Stored data
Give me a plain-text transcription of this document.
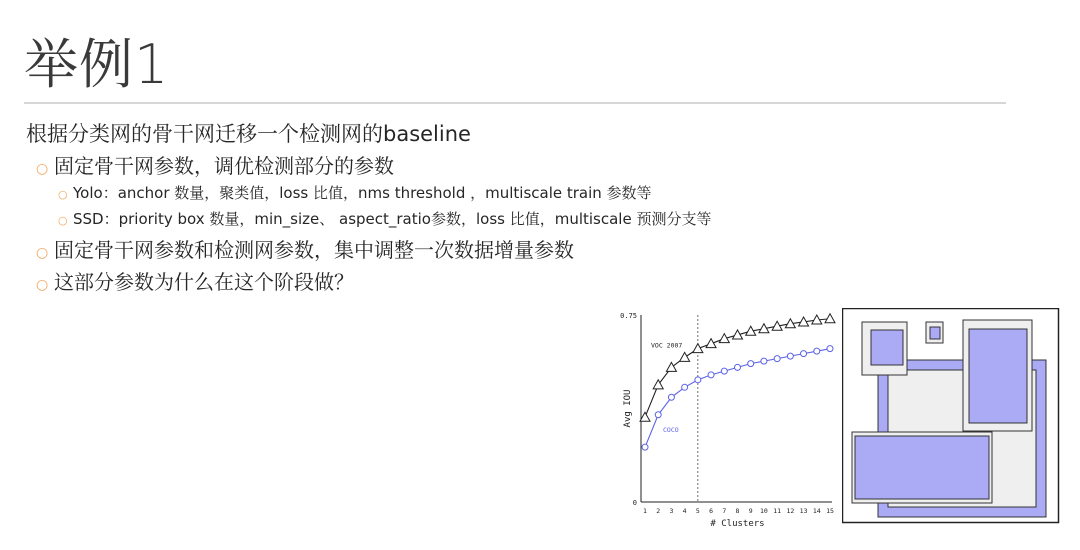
举例1
根据分类网的骨干网迁移一个检测网的baseline
○ 固定骨干网参数，调优检测部分的参数
○ Yolo：anchor 数量，聚类值，loss 比值，nms threshold ，multiscale train 参数等
○ SSD：priority box 数量，min_size、 aspect_ratio参数，loss 比值，multiscale 预测分支等
○ 固定骨干网参数和检测网参数，集中调整一次数据增量参数
○ 这部分参数为什么在这个阶段做？
0
0.75
1 2 3 4 5 6 7 8 9 10 11 12 13 14 15
# Clusters
Avg IOU
VOC 2007
COCO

What is expected
Please write out all the data again word for word, but not the pictures.

The reply
Give me a plain-text transcription of this document.
举例1
根据分类网的骨干网迁移一个检测网的baseline
○ 固定骨干网参数，调优检测部分的参数
○ Yolo：anchor 数量，聚类值，loss 比值，nms threshold ，multiscale train 参数等
○ SSD：priority box 数量，min_size、 aspect_ratio参数，loss 比值，multiscale 预测分支等
○ 固定骨干网参数和检测网参数，集中调整一次数据增量参数
○ 这部分参数为什么在这个阶段做？
0
0.75
1 2 3 4 5 6 7 8 9 10 11 12 13 14 15
# Clusters
Avg IOU
VOC 2007
COCO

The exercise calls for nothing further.